THE TASK: Scan the data beneath this task and copy each line that includes "turbo".

EXCERPTED DATA:
%%

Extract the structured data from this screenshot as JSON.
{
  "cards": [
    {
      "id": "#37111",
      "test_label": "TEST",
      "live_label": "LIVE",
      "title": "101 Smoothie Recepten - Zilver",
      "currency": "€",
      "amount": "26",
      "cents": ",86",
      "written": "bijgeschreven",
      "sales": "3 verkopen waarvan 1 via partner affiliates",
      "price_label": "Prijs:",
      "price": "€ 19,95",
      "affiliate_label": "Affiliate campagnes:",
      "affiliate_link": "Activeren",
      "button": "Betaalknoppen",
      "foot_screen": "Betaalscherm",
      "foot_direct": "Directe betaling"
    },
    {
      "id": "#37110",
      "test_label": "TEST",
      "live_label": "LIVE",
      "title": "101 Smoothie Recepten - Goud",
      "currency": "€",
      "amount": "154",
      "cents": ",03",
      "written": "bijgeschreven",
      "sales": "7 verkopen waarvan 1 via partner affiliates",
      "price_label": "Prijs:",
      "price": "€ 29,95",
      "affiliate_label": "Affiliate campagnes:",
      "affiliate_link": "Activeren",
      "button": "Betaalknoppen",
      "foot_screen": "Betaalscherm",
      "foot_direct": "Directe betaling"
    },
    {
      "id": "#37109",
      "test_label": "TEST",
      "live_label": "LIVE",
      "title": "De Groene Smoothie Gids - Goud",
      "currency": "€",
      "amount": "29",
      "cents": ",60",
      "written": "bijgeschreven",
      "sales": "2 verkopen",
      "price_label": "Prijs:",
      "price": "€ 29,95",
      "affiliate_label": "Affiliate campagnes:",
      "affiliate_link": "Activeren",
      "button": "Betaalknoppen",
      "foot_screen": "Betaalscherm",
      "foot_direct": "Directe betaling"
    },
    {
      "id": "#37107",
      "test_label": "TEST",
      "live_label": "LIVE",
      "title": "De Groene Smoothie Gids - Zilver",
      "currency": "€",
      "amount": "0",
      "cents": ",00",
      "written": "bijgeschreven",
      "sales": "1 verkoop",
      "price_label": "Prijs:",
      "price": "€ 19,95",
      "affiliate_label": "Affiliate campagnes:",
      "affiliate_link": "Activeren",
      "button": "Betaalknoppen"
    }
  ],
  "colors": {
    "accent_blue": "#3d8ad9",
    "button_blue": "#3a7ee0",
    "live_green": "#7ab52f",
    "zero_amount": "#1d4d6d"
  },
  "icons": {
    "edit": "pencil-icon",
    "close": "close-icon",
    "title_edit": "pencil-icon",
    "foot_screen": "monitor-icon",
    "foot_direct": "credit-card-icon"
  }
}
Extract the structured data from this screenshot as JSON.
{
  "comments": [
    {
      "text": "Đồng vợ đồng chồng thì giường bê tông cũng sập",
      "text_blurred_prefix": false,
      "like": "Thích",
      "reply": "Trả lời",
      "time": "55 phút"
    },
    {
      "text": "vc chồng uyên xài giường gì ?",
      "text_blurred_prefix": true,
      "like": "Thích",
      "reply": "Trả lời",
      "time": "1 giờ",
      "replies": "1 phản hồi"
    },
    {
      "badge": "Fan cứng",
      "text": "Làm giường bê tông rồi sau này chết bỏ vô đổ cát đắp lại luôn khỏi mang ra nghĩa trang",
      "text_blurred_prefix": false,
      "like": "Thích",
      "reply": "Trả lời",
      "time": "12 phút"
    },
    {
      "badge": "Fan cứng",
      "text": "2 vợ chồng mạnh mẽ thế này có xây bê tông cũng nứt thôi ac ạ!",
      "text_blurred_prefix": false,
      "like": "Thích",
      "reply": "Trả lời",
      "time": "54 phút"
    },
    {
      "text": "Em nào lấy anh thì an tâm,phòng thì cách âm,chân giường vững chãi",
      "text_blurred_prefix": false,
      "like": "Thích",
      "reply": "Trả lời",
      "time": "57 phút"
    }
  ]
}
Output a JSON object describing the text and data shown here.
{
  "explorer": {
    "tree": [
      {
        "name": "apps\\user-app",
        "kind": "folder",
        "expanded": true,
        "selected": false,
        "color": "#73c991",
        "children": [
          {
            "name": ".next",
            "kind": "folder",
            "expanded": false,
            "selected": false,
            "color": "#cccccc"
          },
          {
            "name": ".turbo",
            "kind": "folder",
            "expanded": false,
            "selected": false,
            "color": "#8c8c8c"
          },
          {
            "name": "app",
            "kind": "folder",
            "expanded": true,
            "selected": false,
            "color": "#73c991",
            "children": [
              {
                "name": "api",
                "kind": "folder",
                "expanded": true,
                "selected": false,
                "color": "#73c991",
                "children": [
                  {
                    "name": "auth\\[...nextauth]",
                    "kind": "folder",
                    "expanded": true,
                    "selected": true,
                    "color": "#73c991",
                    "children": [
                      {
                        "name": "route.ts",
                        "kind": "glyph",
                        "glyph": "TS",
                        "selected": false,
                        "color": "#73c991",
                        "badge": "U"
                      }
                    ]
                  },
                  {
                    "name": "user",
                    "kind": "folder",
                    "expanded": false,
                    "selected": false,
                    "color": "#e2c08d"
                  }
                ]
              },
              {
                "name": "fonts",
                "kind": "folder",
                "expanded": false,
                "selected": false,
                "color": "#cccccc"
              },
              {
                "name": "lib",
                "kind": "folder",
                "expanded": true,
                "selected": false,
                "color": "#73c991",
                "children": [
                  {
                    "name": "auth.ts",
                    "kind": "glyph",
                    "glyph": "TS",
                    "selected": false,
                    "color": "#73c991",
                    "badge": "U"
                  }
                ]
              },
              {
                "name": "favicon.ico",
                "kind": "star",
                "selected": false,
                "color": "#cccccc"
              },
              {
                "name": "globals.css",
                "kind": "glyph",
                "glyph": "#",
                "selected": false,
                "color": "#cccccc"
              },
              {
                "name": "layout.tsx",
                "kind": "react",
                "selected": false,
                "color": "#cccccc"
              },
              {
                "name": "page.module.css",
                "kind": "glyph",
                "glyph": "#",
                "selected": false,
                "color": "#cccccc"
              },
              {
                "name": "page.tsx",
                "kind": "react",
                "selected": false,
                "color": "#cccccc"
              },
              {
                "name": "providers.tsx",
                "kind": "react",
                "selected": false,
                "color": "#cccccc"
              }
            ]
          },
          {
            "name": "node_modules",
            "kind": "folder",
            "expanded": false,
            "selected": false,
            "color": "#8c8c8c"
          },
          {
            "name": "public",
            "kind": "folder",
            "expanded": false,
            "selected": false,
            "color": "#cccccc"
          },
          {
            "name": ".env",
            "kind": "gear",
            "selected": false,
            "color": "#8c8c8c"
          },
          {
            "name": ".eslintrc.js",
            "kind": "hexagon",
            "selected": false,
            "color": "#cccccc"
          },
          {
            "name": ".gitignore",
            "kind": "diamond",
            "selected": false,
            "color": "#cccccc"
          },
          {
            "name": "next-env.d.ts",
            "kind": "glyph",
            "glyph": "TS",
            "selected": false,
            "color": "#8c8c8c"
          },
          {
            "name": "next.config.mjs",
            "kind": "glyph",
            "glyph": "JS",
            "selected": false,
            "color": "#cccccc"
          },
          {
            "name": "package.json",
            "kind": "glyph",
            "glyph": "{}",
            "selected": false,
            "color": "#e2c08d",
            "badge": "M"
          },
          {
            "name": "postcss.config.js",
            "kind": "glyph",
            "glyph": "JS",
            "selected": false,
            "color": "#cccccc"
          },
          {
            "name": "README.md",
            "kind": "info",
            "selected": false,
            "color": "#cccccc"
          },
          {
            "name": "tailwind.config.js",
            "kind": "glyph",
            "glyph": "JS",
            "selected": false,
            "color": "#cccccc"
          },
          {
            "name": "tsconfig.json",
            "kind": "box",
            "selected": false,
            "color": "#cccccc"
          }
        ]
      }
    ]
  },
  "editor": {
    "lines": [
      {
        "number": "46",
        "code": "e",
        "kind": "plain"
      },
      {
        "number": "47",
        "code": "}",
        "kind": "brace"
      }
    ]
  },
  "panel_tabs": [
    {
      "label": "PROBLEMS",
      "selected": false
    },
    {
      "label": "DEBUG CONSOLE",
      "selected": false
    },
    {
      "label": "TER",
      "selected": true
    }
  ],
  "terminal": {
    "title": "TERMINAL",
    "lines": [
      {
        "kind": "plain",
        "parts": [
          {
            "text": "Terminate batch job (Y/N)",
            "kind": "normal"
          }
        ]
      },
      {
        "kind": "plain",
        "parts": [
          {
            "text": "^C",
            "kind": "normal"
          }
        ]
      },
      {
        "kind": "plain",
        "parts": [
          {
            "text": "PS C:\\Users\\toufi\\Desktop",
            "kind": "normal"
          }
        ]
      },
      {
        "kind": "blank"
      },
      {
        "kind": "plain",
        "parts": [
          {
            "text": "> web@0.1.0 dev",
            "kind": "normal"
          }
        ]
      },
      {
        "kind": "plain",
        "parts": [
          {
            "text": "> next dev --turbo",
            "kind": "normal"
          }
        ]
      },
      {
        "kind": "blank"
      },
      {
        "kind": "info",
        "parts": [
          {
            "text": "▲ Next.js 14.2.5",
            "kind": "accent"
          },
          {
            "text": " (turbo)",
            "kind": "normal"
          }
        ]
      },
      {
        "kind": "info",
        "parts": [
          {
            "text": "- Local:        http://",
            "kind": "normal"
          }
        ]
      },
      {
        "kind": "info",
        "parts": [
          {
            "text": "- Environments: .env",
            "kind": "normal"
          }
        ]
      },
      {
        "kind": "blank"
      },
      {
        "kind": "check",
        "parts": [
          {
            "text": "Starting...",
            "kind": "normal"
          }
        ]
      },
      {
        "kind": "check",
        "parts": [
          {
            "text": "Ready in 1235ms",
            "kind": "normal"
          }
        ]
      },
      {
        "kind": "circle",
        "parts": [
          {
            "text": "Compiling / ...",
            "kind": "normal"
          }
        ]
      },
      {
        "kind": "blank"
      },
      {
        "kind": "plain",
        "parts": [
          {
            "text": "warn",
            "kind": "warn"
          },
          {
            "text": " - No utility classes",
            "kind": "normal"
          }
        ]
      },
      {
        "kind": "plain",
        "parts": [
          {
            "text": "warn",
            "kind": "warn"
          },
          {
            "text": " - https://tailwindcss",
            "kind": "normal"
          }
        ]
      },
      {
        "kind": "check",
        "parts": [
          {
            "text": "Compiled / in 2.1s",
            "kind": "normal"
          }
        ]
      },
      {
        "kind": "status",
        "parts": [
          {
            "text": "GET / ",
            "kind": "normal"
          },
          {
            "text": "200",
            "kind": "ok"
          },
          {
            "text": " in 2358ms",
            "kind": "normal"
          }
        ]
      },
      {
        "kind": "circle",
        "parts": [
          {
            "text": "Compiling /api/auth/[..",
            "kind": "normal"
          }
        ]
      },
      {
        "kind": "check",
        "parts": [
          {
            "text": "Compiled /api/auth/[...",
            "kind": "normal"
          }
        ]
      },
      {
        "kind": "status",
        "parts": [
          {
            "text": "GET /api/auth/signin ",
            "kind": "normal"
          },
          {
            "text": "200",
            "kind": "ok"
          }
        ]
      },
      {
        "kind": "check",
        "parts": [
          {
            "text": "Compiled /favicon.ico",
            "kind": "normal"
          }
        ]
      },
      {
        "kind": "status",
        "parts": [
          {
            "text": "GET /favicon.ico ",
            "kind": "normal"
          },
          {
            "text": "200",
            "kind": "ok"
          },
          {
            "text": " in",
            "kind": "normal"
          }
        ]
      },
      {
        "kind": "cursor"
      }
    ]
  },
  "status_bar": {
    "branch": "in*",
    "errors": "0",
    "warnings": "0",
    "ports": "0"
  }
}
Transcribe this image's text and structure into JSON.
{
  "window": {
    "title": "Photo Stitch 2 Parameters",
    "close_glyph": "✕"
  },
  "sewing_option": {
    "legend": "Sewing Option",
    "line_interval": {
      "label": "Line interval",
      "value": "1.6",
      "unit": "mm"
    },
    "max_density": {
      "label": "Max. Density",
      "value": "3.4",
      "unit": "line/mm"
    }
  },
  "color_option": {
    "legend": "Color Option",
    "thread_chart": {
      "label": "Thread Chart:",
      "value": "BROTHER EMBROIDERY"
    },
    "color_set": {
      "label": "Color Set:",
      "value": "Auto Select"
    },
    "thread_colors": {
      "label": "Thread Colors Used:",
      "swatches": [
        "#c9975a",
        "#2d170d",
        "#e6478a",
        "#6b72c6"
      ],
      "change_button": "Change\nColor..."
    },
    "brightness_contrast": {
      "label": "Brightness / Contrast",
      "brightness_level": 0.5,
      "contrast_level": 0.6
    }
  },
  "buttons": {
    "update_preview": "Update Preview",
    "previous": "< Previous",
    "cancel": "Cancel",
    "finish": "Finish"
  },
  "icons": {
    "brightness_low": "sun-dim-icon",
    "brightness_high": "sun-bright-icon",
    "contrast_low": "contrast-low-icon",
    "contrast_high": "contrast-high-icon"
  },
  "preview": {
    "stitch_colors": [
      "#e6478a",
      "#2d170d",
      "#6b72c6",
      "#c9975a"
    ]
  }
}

%%

WRITTEN ANSWER:
            "name": ".turbo",
            "text": "> next dev --turbo",
            "text": " (turbo)",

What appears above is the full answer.